# [PROVIDED DATA]
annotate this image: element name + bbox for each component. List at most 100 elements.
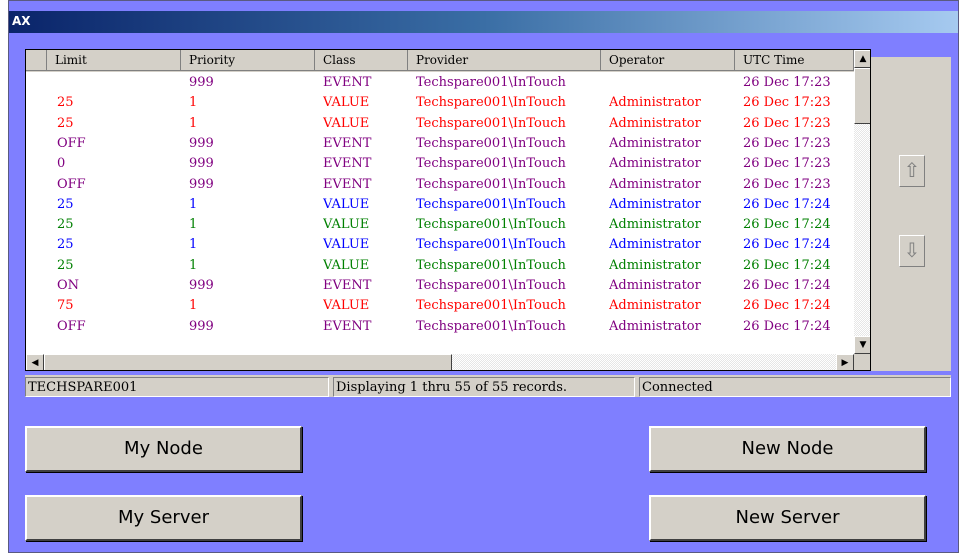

...

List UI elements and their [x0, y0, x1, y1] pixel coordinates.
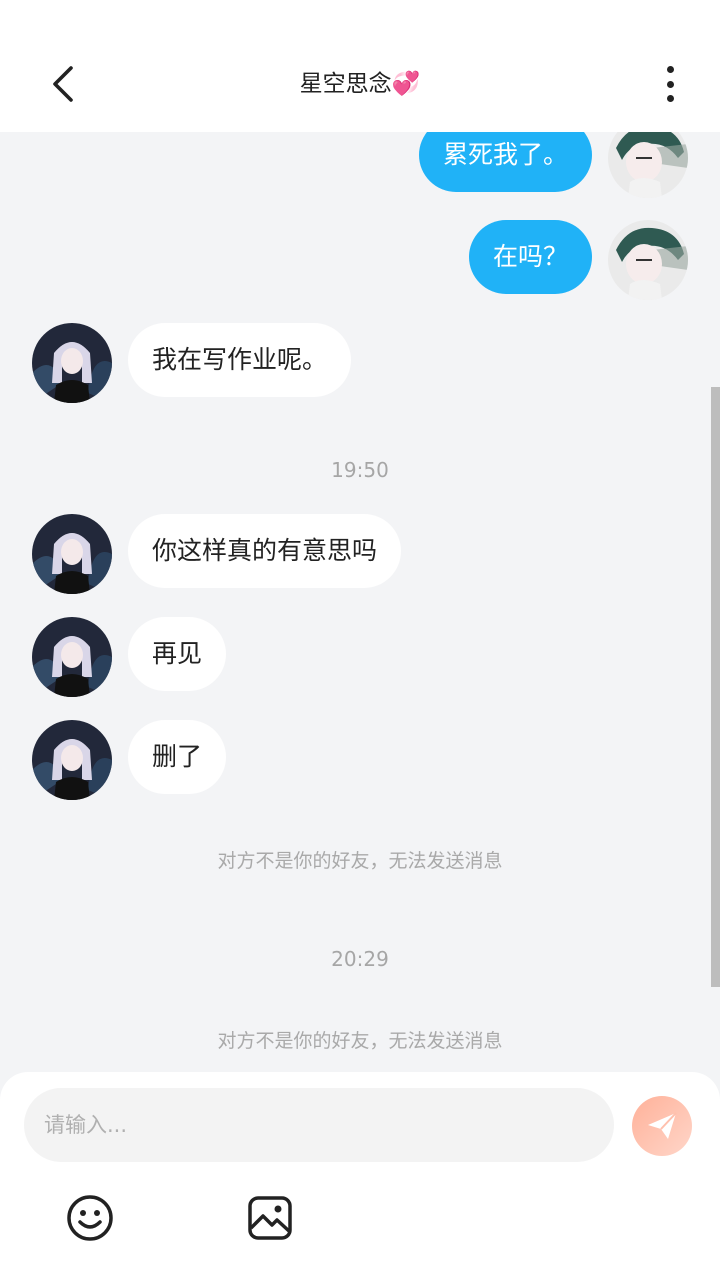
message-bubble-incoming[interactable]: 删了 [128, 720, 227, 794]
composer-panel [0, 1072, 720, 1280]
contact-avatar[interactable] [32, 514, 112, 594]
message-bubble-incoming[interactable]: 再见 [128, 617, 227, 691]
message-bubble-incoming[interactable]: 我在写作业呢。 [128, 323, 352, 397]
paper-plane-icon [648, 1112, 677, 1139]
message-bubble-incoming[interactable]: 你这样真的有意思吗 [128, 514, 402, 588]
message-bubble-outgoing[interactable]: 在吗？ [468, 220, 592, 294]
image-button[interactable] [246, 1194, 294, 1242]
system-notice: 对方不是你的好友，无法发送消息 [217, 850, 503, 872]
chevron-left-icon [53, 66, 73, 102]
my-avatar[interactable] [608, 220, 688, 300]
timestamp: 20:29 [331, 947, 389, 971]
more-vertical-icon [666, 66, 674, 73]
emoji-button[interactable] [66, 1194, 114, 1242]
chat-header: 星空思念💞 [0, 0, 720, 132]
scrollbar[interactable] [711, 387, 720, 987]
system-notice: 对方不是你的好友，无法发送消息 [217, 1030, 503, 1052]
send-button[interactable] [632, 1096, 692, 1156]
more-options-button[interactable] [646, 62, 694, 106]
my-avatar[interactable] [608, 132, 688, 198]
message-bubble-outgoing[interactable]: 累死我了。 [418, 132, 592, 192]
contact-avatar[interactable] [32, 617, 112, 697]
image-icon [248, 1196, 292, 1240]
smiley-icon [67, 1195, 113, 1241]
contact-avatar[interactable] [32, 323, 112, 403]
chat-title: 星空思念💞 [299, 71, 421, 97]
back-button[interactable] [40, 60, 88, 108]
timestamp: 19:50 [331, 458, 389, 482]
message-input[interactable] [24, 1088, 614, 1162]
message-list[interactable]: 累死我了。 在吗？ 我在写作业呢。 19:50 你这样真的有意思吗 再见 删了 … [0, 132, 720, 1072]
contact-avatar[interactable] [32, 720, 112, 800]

# [TASK GOAL]
Print the rows word for word, starting at the row that contains "List UI elements" and ending at the row that contains "smiley-icon [67, 1195, 113, 1241]". Leave the pictures out.

# [SOLUTION TO THIS EXERCISE]
List UI elements and their [x0, y0, x1, y1] pixel coordinates.
message-bubble-incoming[interactable]: 删了 [128, 720, 227, 794]
composer-panel [0, 1072, 720, 1280]
contact-avatar[interactable] [32, 514, 112, 594]
message-bubble-incoming[interactable]: 再见 [128, 617, 227, 691]
message-bubble-incoming[interactable]: 我在写作业呢。 [128, 323, 352, 397]
paper-plane-icon [648, 1112, 677, 1139]
message-bubble-incoming[interactable]: 你这样真的有意思吗 [128, 514, 402, 588]
message-bubble-outgoing[interactable]: 在吗？ [468, 220, 592, 294]
image-button[interactable] [246, 1194, 294, 1242]
system-notice: 对方不是你的好友，无法发送消息 [217, 850, 503, 872]
chevron-left-icon [53, 66, 73, 102]
my-avatar[interactable] [608, 220, 688, 300]
timestamp: 20:29 [331, 947, 389, 971]
more-vertical-icon [666, 66, 674, 73]
emoji-button[interactable] [66, 1194, 114, 1242]
chat-header: 星空思念💞 [0, 0, 720, 132]
scrollbar[interactable] [711, 387, 720, 987]
system-notice: 对方不是你的好友，无法发送消息 [217, 1030, 503, 1052]
send-button[interactable] [632, 1096, 692, 1156]
more-options-button[interactable] [646, 62, 694, 106]
my-avatar[interactable] [608, 132, 688, 198]
message-bubble-outgoing[interactable]: 累死我了。 [418, 132, 592, 192]
contact-avatar[interactable] [32, 617, 112, 697]
image-icon [248, 1196, 292, 1240]
smiley-icon [67, 1195, 113, 1241]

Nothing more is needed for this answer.